The records below are to be quoted in full; please keep every word exact.

§ §

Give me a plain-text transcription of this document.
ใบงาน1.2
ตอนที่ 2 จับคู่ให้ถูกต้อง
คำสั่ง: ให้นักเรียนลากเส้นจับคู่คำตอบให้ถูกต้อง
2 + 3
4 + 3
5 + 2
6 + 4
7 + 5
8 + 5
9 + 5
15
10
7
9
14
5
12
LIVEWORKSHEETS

§ §

◆ **Output**:
Give me a plain-text transcription of this document.
ใบงาน1.2
ตอนที่ 2 จับคู่ให้ถูกต้อง
คำสั่ง: ให้นักเรียนลากเส้นจับคู่คำตอบให้ถูกต้อง
2 + 3
4 + 3
5 + 2
6 + 4
7 + 5
8 + 5
9 + 5
15
10
7
9
14
5
12
LIVEWORKSHEETS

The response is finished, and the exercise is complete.